__Conjunto de tarefas__:
1. Segundo o trecho fornecido, qual foi a resposta do apóstolo Paulo ao carcereiro da cidade de Felipos quando este perguntou o que precisava fazer para ser salvo?
2. Redigite a parte do trecho fornecido que começa nas palavras "A Penitência e" e termina após as palavras "e muito caro.".

__Trecho fornecido__:
>>>

A Penitência e a Absolvição nas mãos do Clero
Os cristãos dos primeiros séculos
receberam uma mensagem muito simples e direta, utilizando as palavras do
apóstolo Paulo ao carcereiro da cidade de Felipos que estava prestes a tirar
sua própria vida e que interrompido pelo apóstolo volta-se para ele e pergunta:
o que
preciso fazer para ser salvo? E Paulo não tem nenhuma dúvida ao
responder: creia no Senhor Jesus e será salvo! Mas com o
passar dos séculos tudo isso se modificou e a salvação passou a ser um processo
longo, árduo e muito caro.

<<<

__Dados fornecidos__:

>>>

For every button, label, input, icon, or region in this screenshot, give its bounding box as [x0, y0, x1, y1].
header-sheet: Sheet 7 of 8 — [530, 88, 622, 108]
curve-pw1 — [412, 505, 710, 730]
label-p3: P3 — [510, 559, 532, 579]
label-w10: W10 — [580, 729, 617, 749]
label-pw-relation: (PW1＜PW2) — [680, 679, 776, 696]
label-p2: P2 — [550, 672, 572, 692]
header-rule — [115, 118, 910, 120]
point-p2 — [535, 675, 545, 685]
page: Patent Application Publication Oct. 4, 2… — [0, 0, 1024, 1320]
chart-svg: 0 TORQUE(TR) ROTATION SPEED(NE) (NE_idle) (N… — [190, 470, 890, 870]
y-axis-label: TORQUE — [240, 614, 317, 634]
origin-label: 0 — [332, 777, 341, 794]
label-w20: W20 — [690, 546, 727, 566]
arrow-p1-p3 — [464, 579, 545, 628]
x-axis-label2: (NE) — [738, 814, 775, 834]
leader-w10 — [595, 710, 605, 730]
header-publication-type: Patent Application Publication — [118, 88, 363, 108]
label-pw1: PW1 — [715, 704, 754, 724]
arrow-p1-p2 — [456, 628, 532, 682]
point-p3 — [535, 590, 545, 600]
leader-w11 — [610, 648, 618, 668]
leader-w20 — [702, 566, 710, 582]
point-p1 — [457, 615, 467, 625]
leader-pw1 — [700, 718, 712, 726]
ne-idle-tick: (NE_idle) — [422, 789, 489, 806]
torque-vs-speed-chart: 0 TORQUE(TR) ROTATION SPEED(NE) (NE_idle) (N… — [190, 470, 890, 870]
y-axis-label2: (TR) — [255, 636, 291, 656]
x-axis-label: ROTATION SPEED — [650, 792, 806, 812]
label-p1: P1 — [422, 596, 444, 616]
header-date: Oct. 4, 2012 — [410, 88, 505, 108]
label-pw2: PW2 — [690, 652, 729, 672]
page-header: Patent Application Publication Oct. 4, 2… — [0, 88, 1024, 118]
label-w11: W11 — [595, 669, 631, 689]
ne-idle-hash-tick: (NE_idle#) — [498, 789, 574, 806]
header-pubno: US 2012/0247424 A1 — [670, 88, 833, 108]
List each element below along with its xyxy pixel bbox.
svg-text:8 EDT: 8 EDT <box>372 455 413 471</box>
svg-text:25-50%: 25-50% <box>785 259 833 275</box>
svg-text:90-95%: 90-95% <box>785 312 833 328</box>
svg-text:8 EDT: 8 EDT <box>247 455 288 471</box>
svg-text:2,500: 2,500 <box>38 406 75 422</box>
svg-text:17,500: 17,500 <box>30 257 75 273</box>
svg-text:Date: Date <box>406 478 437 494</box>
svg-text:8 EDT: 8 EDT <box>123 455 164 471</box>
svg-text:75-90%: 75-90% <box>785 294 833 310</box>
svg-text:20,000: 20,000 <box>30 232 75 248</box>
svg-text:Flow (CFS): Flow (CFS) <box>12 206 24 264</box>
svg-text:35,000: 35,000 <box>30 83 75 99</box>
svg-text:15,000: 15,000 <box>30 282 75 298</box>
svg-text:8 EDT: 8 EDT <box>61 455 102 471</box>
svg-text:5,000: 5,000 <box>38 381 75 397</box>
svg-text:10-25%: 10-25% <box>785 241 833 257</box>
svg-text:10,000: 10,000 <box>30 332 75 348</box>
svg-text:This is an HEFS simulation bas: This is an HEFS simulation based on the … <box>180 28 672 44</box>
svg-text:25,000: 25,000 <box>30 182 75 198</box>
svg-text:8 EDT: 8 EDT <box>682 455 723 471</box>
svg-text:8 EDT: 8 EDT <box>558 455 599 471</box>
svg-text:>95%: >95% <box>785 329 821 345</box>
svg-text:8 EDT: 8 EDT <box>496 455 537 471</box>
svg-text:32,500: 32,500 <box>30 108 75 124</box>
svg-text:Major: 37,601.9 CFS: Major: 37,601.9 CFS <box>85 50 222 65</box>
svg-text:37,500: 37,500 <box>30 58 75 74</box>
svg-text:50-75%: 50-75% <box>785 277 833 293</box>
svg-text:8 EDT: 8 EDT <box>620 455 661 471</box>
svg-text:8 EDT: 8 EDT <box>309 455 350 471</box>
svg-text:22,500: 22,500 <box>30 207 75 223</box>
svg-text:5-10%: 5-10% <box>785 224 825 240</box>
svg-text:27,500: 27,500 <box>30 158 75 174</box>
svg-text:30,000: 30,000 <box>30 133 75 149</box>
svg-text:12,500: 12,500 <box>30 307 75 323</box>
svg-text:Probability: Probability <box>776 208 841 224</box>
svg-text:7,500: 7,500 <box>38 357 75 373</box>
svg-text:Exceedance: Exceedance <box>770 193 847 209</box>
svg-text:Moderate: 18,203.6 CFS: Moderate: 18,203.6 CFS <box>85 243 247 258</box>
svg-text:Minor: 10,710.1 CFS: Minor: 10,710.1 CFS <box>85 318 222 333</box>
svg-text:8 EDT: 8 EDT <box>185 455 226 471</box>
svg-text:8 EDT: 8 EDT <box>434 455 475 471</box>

<<<

__Soluções por tarefa__:
1. Creia no Senhor Jesus e será salvo!

2.
A Penitência e a Absolvição nas mãos do Clero
Os cristãos dos primeiros séculos
receberam uma mensagem muito simples e direta, utilizando as palavras do
apóstolo Paulo ao carcereiro da cidade de Felipos que estava prestes a tirar
sua própria vida e que interrompido pelo apóstolo volta-se para ele e pergunta:
o que
preciso fazer para ser salvo? E Paulo não tem nenhuma dúvida ao
responder: creia no Senhor Jesus e será salvo! Mas com o
passar dos séculos tudo isso se modificou e a salvação passou a ser um processo
longo, árduo e muito caro.